# DIRECTIONS FOR THIS TASK
Reproduce every entry exactly, without alteration.

** START OF SUPPLIED ENTRIES **

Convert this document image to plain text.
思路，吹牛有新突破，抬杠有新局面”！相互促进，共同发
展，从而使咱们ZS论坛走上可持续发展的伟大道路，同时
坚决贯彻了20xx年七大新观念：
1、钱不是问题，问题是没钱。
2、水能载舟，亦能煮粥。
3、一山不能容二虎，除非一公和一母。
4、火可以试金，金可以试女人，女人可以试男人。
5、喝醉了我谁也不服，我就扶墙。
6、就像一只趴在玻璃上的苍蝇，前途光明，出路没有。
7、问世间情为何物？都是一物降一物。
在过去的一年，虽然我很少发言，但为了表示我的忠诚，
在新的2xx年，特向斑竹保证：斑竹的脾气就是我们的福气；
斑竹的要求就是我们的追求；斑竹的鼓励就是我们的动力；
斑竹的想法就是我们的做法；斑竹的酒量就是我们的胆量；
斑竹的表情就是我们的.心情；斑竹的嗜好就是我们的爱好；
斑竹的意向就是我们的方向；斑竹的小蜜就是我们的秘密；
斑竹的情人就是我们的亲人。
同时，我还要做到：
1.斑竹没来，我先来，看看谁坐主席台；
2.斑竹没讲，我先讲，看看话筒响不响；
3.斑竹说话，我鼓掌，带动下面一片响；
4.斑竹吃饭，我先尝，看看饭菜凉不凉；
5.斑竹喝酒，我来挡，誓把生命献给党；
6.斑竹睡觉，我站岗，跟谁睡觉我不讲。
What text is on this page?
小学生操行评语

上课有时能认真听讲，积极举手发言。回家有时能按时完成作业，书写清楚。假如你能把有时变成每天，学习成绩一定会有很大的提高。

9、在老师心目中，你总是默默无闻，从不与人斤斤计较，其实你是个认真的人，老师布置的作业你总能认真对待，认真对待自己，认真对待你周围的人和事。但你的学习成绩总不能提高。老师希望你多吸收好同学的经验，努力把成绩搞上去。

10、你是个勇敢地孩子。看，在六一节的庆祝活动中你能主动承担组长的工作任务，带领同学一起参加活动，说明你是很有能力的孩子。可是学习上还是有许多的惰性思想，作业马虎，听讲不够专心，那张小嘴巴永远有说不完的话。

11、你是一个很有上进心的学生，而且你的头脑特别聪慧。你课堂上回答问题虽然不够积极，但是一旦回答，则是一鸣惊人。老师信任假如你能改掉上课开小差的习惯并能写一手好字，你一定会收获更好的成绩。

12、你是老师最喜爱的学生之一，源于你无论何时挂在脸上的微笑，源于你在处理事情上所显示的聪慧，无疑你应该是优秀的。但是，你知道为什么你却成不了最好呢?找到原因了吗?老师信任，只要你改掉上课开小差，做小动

** END OF SUPPLIED ENTRIES **

# THE RESULT
Convert this document image to plain text.
思路，吹牛有新突破，抬杠有新局面”！相互促进，共同发
展，从而使咱们ZS论坛走上可持续发展的伟大道路，同时
坚决贯彻了20xx年七大新观念：
1、钱不是问题，问题是没钱。
2、水能载舟，亦能煮粥。
3、一山不能容二虎，除非一公和一母。
4、火可以试金，金可以试女人，女人可以试男人。
5、喝醉了我谁也不服，我就扶墙。
6、就像一只趴在玻璃上的苍蝇，前途光明，出路没有。
7、问世间情为何物？都是一物降一物。
在过去的一年，虽然我很少发言，但为了表示我的忠诚，
在新的2xx年，特向斑竹保证：斑竹的脾气就是我们的福气；
斑竹的要求就是我们的追求；斑竹的鼓励就是我们的动力；
斑竹的想法就是我们的做法；斑竹的酒量就是我们的胆量；
斑竹的表情就是我们的.心情；斑竹的嗜好就是我们的爱好；
斑竹的意向就是我们的方向；斑竹的小蜜就是我们的秘密；
斑竹的情人就是我们的亲人。
同时，我还要做到：
1.斑竹没来，我先来，看看谁坐主席台；
2.斑竹没讲，我先讲，看看话筒响不响；
3.斑竹说话，我鼓掌，带动下面一片响；
4.斑竹吃饭，我先尝，看看饭菜凉不凉；
5.斑竹喝酒，我来挡，誓把生命献给党；
6.斑竹睡觉，我站岗，跟谁睡觉我不讲。
What text is on this page?
小学生操行评语

上课有时能认真听讲，积极举手发言。回家有时能按时完成作业，书写清楚。假如你能把有时变成每天，学习成绩一定会有很大的提高。

9、在老师心目中，你总是默默无闻，从不与人斤斤计较，其实你是个认真的人，老师布置的作业你总能认真对待，认真对待自己，认真对待你周围的人和事。但你的学习成绩总不能提高。老师希望你多吸收好同学的经验，努力把成绩搞上去。

10、你是个勇敢地孩子。看，在六一节的庆祝活动中你能主动承担组长的工作任务，带领同学一起参加活动，说明你是很有能力的孩子。可是学习上还是有许多的惰性思想，作业马虎，听讲不够专心，那张小嘴巴永远有说不完的话。

11、你是一个很有上进心的学生，而且你的头脑特别聪慧。你课堂上回答问题虽然不够积极，但是一旦回答，则是一鸣惊人。老师信任假如你能改掉上课开小差的习惯并能写一手好字，你一定会收获更好的成绩。

12、你是老师最喜爱的学生之一，源于你无论何时挂在脸上的微笑，源于你在处理事情上所显示的聪慧，无疑你应该是优秀的。但是，你知道为什么你却成不了最好呢?找到原因了吗?老师信任，只要你改掉上课开小差，做小动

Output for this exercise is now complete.